▶ EXCERPTED RECORDS:
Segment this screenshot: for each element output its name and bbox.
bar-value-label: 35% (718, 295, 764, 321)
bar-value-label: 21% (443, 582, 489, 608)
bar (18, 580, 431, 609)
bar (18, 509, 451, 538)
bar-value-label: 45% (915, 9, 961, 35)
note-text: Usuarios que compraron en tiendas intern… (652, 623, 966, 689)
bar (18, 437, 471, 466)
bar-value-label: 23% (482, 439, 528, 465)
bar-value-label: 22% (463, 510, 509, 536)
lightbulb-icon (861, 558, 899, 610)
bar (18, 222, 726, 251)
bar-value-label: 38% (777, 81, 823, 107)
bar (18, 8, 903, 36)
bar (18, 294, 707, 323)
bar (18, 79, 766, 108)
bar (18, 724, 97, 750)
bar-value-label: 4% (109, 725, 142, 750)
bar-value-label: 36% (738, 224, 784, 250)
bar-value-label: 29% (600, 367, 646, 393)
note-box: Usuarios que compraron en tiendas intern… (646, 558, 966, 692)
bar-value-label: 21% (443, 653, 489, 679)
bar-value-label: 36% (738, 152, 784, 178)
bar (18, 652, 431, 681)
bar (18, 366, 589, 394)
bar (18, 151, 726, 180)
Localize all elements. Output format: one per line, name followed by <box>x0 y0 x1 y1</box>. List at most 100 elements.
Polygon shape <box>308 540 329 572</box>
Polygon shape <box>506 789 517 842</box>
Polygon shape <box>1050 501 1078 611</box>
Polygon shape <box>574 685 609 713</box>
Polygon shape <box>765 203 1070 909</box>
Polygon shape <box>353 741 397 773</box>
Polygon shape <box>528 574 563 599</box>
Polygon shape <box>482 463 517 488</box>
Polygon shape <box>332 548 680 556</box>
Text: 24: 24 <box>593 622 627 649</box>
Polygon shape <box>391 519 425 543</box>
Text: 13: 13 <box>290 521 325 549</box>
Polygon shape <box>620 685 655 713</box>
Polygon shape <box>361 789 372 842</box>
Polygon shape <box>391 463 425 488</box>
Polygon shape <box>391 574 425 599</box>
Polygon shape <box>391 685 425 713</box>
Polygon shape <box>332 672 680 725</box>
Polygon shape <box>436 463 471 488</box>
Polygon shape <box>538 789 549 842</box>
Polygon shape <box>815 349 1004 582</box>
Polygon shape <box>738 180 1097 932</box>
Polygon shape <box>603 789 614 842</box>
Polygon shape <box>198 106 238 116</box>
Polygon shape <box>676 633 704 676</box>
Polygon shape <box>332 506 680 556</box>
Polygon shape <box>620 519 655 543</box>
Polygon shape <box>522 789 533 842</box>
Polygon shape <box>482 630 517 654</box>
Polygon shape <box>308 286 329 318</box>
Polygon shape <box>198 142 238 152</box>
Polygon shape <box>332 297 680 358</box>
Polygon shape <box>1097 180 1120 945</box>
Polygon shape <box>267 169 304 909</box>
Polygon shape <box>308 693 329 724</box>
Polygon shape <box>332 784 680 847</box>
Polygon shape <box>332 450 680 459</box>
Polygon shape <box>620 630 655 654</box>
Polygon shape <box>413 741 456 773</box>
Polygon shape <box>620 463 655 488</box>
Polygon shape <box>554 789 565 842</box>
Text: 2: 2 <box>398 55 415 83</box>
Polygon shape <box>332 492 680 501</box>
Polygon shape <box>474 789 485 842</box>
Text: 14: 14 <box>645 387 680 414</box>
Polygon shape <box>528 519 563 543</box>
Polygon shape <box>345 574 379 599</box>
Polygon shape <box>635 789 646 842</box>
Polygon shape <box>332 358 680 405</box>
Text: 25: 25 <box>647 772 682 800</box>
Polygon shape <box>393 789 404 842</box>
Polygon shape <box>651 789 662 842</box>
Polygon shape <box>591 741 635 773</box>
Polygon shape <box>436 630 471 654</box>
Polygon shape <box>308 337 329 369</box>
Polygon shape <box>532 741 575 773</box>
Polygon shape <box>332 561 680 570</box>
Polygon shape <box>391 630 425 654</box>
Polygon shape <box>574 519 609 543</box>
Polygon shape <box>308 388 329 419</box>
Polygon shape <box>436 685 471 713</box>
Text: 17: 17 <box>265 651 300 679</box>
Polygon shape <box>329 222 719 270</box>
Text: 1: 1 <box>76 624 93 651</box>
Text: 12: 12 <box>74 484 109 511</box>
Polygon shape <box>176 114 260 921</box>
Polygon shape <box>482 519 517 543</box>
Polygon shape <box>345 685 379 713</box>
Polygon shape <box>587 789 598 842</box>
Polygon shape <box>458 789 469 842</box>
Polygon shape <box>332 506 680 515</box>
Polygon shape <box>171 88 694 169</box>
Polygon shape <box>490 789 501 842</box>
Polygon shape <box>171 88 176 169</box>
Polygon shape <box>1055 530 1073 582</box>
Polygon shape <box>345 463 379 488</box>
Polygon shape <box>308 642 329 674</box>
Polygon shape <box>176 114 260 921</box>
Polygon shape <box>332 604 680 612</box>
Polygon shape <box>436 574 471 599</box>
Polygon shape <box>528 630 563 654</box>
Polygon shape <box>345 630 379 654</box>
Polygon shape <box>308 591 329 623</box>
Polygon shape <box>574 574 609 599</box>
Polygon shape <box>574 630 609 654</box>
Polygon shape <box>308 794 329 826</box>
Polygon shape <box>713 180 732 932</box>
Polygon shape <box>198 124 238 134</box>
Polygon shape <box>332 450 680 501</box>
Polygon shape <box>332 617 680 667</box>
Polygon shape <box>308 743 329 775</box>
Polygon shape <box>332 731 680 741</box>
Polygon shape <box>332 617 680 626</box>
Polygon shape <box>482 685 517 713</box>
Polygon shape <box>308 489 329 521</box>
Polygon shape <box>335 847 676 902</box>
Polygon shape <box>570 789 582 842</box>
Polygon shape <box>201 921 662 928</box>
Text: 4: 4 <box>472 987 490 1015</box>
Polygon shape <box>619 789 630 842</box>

▶ WORK TO COMPLETE: Rewrite only the lines from the start of the records through the line containing "bar-value-label: 29% (600, 367, 646, 393)", swapping "lightbulb-icon" for "idea-icon" and keeping everything else unchanged.

▶ FULL ANSWER:
Segment this screenshot: for each element output its name and bbox.
bar-value-label: 35% (718, 295, 764, 321)
bar-value-label: 21% (443, 582, 489, 608)
bar (18, 580, 431, 609)
bar (18, 509, 451, 538)
bar-value-label: 45% (915, 9, 961, 35)
note-text: Usuarios que compraron en tiendas intern… (652, 623, 966, 689)
bar (18, 437, 471, 466)
bar-value-label: 23% (482, 439, 528, 465)
bar-value-label: 22% (463, 510, 509, 536)
idea-icon (861, 558, 899, 610)
bar (18, 222, 726, 251)
bar-value-label: 38% (777, 81, 823, 107)
bar (18, 8, 903, 36)
bar (18, 294, 707, 323)
bar (18, 79, 766, 108)
bar (18, 724, 97, 750)
bar-value-label: 4% (109, 725, 142, 750)
bar-value-label: 36% (738, 224, 784, 250)
bar-value-label: 29% (600, 367, 646, 393)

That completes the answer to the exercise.